## Directive
Go through the records and give each one again exactly.

□ □ □

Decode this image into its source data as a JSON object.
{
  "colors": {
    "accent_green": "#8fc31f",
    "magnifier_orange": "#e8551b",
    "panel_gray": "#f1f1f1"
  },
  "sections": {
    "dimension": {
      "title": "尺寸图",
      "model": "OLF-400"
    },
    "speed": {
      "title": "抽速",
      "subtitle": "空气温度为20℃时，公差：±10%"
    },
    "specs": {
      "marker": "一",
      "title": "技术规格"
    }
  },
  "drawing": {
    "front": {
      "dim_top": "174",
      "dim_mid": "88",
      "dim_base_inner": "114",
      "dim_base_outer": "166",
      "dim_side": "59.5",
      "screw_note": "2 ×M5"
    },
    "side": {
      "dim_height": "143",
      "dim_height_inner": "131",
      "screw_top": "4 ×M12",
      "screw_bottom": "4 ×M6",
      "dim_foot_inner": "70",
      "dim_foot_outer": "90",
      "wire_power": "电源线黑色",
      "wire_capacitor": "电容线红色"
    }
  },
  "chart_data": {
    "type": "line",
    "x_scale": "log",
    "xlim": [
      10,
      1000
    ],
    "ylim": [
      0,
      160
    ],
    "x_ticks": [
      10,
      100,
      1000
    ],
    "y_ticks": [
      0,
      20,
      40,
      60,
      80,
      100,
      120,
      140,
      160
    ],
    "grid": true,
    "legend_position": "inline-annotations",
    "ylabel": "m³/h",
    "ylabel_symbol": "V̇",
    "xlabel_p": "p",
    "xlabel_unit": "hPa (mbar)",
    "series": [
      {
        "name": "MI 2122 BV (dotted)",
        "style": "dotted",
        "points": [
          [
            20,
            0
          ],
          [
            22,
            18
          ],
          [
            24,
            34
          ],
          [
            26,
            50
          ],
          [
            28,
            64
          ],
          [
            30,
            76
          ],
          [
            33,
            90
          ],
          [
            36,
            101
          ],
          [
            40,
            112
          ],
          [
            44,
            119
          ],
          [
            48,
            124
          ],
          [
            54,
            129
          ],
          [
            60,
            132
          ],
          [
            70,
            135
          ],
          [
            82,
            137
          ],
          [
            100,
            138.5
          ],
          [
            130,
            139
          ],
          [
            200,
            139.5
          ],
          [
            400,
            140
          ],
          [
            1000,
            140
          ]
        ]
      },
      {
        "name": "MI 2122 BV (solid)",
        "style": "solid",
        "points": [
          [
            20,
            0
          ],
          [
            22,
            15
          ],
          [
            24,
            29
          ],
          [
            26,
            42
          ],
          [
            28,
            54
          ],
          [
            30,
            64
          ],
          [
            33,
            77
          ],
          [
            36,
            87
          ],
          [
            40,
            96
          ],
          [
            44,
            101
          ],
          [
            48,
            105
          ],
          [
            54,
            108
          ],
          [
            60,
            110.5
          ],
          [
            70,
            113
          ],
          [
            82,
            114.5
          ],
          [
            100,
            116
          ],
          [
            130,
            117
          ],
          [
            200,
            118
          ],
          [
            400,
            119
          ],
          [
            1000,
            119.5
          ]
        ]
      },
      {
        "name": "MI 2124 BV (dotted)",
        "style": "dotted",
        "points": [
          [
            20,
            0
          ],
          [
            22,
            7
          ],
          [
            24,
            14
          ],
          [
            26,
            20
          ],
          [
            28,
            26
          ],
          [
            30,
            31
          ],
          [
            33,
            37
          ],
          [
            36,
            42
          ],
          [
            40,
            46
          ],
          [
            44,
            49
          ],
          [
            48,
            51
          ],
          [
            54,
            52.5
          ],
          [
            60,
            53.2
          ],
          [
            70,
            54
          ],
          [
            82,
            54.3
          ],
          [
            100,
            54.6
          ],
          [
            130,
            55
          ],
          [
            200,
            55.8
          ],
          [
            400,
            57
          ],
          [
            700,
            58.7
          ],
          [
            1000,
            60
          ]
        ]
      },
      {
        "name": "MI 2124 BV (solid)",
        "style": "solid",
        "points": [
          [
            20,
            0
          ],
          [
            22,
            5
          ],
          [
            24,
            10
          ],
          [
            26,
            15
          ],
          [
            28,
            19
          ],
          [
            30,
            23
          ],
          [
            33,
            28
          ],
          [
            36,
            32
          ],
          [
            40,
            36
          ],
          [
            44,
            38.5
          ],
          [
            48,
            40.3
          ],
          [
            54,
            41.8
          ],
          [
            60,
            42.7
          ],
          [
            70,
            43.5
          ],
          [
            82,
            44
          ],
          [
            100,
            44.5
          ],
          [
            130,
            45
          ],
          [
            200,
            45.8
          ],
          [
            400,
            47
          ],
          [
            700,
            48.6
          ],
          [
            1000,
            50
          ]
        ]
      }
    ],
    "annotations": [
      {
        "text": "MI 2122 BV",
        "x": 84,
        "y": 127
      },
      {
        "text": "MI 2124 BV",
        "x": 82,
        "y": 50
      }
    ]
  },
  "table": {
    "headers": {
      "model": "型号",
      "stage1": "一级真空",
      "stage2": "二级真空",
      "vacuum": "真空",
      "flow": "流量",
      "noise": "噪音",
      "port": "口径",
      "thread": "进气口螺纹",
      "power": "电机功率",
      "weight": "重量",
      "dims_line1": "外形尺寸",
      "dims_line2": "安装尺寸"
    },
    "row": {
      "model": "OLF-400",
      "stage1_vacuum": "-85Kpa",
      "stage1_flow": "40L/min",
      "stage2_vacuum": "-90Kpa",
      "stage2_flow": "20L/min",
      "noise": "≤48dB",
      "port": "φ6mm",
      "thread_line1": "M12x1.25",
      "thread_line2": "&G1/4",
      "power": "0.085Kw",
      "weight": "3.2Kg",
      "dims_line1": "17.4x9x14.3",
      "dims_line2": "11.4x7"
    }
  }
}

□ □ □

## Solution to the exercise
Decode this image into its source data as a JSON object.
{
  "colors": {
    "accent_green": "#8fc31f",
    "magnifier_orange": "#e8551b",
    "panel_gray": "#f1f1f1"
  },
  "sections": {
    "dimension": {
      "title": "尺寸图",
      "model": "OLF-400"
    },
    "speed": {
      "title": "抽速",
      "subtitle": "空气温度为20℃时，公差：±10%"
    },
    "specs": {
      "marker": "一",
      "title": "技术规格"
    }
  },
  "drawing": {
    "front": {
      "dim_top": "174",
      "dim_mid": "88",
      "dim_base_inner": "114",
      "dim_base_outer": "166",
      "dim_side": "59.5",
      "screw_note": "2 ×M5"
    },
    "side": {
      "dim_height": "143",
      "dim_height_inner": "131",
      "screw_top": "4 ×M12",
      "screw_bottom": "4 ×M6",
      "dim_foot_inner": "70",
      "dim_foot_outer": "90",
      "wire_power": "电源线黑色",
      "wire_capacitor": "电容线红色"
    }
  },
  "chart_data": {
    "type": "line",
    "x_scale": "log",
    "xlim": [
      10,
      1000
    ],
    "ylim": [
      0,
      160
    ],
    "x_ticks": [
      10,
      100,
      1000
    ],
    "y_ticks": [
      0,
      20,
      40,
      60,
      80,
      100,
      120,
      140,
      160
    ],
    "grid": true,
    "legend_position": "inline-annotations",
    "ylabel": "m³/h",
    "ylabel_symbol": "V̇",
    "xlabel_p": "p",
    "xlabel_unit": "hPa (mbar)",
    "series": [
      {
        "name": "MI 2122 BV (dotted)",
        "style": "dotted",
        "points": [
          [
            20,
            0
          ],
          [
            22,
            18
          ],
          [
            24,
            34
          ],
          [
            26,
            50
          ],
          [
            28,
            64
          ],
          [
            30,
            76
          ],
          [
            33,
            90
          ],
          [
            36,
            101
          ],
          [
            40,
            112
          ],
          [
            44,
            119
          ],
          [
            48,
            124
          ],
          [
            54,
            129
          ],
          [
            60,
            132
          ],
          [
            70,
            135
          ],
          [
            82,
            137
          ],
          [
            100,
            138.5
          ],
          [
            130,
            139
          ],
          [
            200,
            139.5
          ],
          [
            400,
            140
          ],
          [
            1000,
            140
          ]
        ]
      },
      {
        "name": "MI 2122 BV (solid)",
        "style": "solid",
        "points": [
          [
            20,
            0
          ],
          [
            22,
            15
          ],
          [
            24,
            29
          ],
          [
            26,
            42
          ],
          [
            28,
            54
          ],
          [
            30,
            64
          ],
          [
            33,
            77
          ],
          [
            36,
            87
          ],
          [
            40,
            96
          ],
          [
            44,
            101
          ],
          [
            48,
            105
          ],
          [
            54,
            108
          ],
          [
            60,
            110.5
          ],
          [
            70,
            113
          ],
          [
            82,
            114.5
          ],
          [
            100,
            116
          ],
          [
            130,
            117
          ],
          [
            200,
            118
          ],
          [
            400,
            119
          ],
          [
            1000,
            119.5
          ]
        ]
      },
      {
        "name": "MI 2124 BV (dotted)",
        "style": "dotted",
        "points": [
          [
            20,
            0
          ],
          [
            22,
            7
          ],
          [
            24,
            14
          ],
          [
            26,
            20
          ],
          [
            28,
            26
          ],
          [
            30,
            31
          ],
          [
            33,
            37
          ],
          [
            36,
            42
          ],
          [
            40,
            46
          ],
          [
            44,
            49
          ],
          [
            48,
            51
          ],
          [
            54,
            52.5
          ],
          [
            60,
            53.2
          ],
          [
            70,
            54
          ],
          [
            82,
            54.3
          ],
          [
            100,
            54.6
          ],
          [
            130,
            55
          ],
          [
            200,
            55.8
          ],
          [
            400,
            57
          ],
          [
            700,
            58.7
          ],
          [
            1000,
            60
          ]
        ]
      },
      {
        "name": "MI 2124 BV (solid)",
        "style": "solid",
        "points": [
          [
            20,
            0
          ],
          [
            22,
            5
          ],
          [
            24,
            10
          ],
          [
            26,
            15
          ],
          [
            28,
            19
          ],
          [
            30,
            23
          ],
          [
            33,
            28
          ],
          [
            36,
            32
          ],
          [
            40,
            36
          ],
          [
            44,
            38.5
          ],
          [
            48,
            40.3
          ],
          [
            54,
            41.8
          ],
          [
            60,
            42.7
          ],
          [
            70,
            43.5
          ],
          [
            82,
            44
          ],
          [
            100,
            44.5
          ],
          [
            130,
            45
          ],
          [
            200,
            45.8
          ],
          [
            400,
            47
          ],
          [
            700,
            48.6
          ],
          [
            1000,
            50
          ]
        ]
      }
    ],
    "annotations": [
      {
        "text": "MI 2122 BV",
        "x": 84,
        "y": 127
      },
      {
        "text": "MI 2124 BV",
        "x": 82,
        "y": 50
      }
    ]
  },
  "table": {
    "headers": {
      "model": "型号",
      "stage1": "一级真空",
      "stage2": "二级真空",
      "vacuum": "真空",
      "flow": "流量",
      "noise": "噪音",
      "port": "口径",
      "thread": "进气口螺纹",
      "power": "电机功率",
      "weight": "重量",
      "dims_line1": "外形尺寸",
      "dims_line2": "安装尺寸"
    },
    "row": {
      "model": "OLF-400",
      "stage1_vacuum": "-85Kpa",
      "stage1_flow": "40L/min",
      "stage2_vacuum": "-90Kpa",
      "stage2_flow": "20L/min",
      "noise": "≤48dB",
      "port": "φ6mm",
      "thread_line1": "M12x1.25",
      "thread_line2": "&G1/4",
      "power": "0.085Kw",
      "weight": "3.2Kg",
      "dims_line1": "17.4x9x14.3",
      "dims_line2": "11.4x7"
    }
  }
}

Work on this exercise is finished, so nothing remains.